REQUIRED TASK = Set out every line bearing the string "İstifham".

[Stored records]
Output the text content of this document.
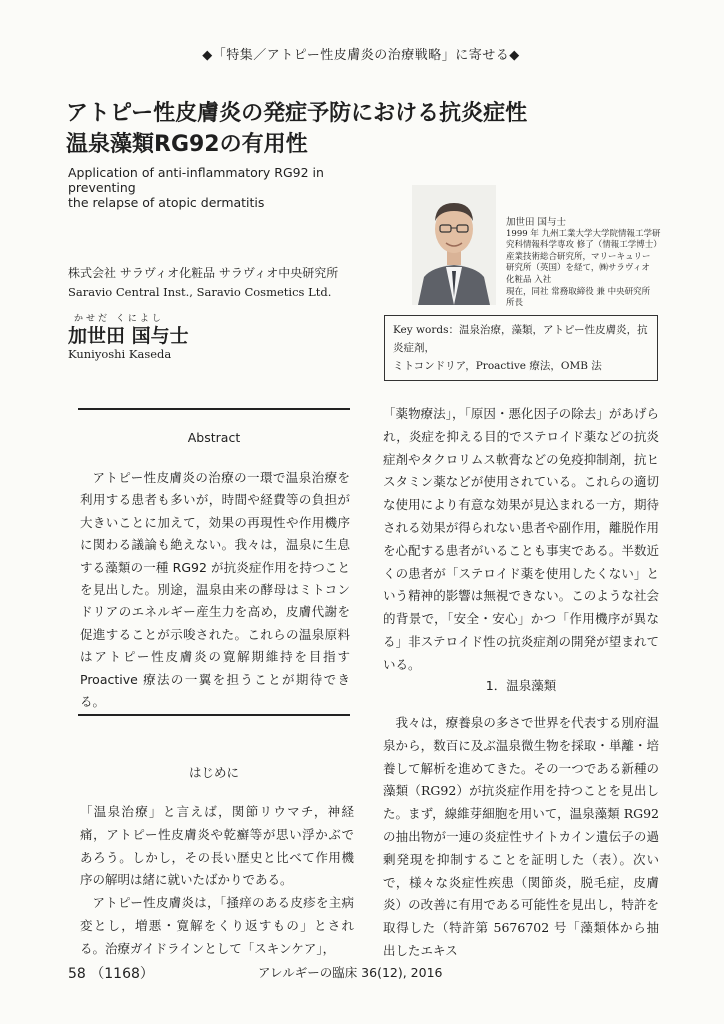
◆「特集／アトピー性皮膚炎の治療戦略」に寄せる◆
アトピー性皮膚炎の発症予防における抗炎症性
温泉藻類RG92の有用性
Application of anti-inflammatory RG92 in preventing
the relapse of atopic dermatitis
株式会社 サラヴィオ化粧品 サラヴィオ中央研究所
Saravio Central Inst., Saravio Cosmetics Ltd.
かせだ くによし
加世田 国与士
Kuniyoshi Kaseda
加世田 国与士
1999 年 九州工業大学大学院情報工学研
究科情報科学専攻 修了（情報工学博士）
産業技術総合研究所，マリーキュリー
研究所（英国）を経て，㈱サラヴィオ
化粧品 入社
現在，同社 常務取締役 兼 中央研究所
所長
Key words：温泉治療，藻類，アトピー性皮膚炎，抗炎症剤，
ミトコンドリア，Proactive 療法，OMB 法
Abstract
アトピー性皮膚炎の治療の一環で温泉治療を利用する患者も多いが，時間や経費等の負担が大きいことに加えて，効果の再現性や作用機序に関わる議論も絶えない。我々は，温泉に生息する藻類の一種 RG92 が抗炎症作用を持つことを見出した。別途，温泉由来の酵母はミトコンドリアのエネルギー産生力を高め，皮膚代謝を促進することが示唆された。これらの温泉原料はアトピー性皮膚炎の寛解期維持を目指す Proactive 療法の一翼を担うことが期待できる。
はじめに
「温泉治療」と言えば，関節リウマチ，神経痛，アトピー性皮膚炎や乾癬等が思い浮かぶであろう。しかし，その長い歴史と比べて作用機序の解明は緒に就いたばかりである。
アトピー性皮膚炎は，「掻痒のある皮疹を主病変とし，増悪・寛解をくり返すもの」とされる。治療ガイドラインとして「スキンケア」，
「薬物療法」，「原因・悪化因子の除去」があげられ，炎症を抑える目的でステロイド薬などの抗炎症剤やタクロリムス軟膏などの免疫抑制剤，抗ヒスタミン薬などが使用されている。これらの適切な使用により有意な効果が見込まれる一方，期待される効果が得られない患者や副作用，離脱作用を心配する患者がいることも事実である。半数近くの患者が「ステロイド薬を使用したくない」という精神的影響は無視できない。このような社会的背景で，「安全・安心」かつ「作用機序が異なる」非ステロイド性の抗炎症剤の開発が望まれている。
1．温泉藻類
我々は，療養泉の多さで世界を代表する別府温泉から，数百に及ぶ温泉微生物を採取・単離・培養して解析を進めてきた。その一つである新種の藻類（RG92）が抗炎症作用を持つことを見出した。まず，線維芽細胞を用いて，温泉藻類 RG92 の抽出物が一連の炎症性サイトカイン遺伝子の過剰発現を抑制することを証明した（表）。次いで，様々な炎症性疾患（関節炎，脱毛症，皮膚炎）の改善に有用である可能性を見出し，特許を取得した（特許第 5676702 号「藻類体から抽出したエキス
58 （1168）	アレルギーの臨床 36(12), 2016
...
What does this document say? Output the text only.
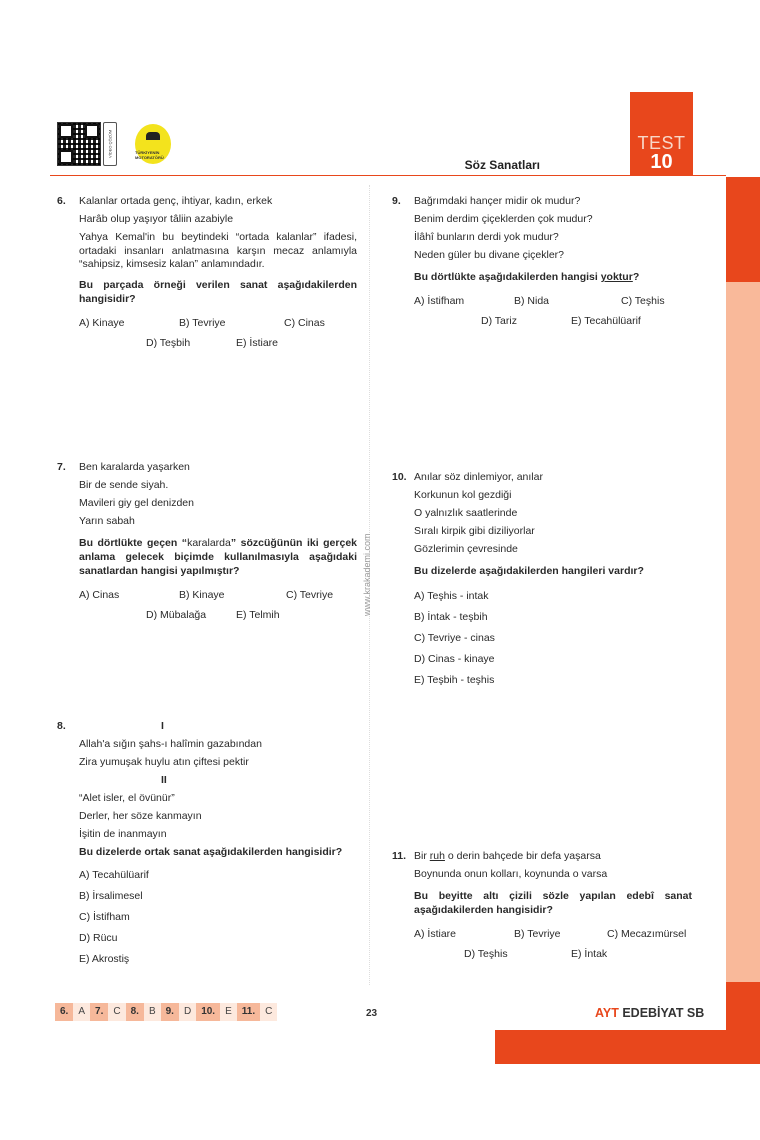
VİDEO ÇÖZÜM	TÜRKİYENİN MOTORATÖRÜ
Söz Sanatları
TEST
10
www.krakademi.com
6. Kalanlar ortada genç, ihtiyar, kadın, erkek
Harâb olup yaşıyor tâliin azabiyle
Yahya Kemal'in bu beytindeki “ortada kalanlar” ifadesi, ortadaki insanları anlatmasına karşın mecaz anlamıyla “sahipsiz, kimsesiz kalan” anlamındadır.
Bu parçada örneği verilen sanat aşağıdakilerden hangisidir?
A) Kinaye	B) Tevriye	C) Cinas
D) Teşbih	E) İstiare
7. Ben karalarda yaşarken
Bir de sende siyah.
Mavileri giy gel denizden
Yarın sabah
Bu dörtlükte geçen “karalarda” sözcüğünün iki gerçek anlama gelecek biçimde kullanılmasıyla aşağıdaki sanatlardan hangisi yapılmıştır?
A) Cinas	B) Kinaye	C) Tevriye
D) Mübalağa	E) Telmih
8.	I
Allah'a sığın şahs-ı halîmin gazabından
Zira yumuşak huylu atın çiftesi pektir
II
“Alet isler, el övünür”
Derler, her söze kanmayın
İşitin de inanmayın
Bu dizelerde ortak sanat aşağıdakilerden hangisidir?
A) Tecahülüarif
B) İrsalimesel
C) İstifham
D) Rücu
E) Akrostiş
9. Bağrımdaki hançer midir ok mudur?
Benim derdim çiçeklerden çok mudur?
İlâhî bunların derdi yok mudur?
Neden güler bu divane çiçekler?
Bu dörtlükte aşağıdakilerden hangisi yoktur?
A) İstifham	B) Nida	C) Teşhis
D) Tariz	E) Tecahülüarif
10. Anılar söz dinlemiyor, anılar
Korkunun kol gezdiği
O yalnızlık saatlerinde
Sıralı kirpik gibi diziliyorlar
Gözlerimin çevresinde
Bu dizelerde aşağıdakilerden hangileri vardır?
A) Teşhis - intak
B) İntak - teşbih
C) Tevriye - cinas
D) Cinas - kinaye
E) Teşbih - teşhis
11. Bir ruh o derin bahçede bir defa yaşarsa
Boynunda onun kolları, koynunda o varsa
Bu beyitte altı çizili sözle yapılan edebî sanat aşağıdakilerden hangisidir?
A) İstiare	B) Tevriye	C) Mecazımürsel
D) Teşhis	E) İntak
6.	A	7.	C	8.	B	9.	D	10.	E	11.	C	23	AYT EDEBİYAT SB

CORRECT ANSWER =
C) İstifham
A) İstifham	B) Nida	C) Teşhis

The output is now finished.